Look for "Read" in the listing below. Gather each line that contains it.

Stored items:
····················

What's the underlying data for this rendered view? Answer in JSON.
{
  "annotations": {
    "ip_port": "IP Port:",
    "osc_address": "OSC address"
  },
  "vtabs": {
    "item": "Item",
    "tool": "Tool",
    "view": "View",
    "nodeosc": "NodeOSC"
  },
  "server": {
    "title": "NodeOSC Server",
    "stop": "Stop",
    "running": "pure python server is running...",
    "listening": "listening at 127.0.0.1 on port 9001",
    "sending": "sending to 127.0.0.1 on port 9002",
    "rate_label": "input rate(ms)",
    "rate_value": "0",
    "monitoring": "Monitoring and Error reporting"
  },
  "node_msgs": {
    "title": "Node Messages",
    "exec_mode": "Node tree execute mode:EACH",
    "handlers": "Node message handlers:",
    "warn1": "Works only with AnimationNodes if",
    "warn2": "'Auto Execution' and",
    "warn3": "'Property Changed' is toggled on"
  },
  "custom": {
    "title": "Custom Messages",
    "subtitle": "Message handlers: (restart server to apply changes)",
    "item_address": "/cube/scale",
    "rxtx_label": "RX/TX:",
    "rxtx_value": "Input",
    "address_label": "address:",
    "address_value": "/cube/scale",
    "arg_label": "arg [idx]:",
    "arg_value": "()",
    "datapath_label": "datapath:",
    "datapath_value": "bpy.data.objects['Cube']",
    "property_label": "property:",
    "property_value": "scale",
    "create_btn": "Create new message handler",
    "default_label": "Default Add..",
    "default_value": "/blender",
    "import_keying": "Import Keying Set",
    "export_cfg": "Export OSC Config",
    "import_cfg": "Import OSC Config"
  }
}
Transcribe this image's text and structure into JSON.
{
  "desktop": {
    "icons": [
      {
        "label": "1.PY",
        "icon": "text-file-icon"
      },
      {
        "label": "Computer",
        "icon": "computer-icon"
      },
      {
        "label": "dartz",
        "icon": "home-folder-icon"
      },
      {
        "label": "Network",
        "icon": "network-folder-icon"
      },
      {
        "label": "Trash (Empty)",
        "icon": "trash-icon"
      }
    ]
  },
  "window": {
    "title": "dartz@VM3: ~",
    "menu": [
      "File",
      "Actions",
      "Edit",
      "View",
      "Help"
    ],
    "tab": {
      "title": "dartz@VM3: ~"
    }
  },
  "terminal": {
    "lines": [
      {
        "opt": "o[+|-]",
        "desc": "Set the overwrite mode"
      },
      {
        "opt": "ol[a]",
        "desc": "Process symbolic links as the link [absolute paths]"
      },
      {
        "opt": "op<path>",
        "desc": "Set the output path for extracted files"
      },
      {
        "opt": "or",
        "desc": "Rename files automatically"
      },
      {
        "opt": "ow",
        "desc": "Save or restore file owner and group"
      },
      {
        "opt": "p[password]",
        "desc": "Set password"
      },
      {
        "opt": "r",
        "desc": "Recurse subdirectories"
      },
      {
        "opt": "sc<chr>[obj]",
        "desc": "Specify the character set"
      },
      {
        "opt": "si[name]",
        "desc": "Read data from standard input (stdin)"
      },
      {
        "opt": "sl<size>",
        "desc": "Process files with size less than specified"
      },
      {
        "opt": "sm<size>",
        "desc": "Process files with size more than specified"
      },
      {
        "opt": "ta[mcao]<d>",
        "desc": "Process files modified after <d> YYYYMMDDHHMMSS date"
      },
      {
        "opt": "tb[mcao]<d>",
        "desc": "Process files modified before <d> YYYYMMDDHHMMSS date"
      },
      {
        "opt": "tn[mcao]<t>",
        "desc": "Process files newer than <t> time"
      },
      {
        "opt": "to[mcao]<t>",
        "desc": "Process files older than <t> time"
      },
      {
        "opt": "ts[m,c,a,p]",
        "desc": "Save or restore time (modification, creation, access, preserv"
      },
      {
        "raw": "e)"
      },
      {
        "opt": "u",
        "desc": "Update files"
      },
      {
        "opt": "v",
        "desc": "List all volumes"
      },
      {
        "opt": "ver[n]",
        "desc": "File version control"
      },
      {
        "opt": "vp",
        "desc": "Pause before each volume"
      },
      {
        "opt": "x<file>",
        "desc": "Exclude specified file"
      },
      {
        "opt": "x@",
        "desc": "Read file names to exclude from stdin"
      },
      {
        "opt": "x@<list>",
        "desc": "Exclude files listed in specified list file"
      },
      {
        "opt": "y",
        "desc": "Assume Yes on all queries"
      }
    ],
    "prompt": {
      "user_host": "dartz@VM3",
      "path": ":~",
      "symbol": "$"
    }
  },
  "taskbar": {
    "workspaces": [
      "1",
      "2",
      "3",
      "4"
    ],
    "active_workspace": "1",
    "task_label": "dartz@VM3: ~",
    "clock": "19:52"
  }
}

····················

§ **Expected output**
        "desc": "Read data from standard input (stdin)"
        "desc": "Read file names to exclude from stdin"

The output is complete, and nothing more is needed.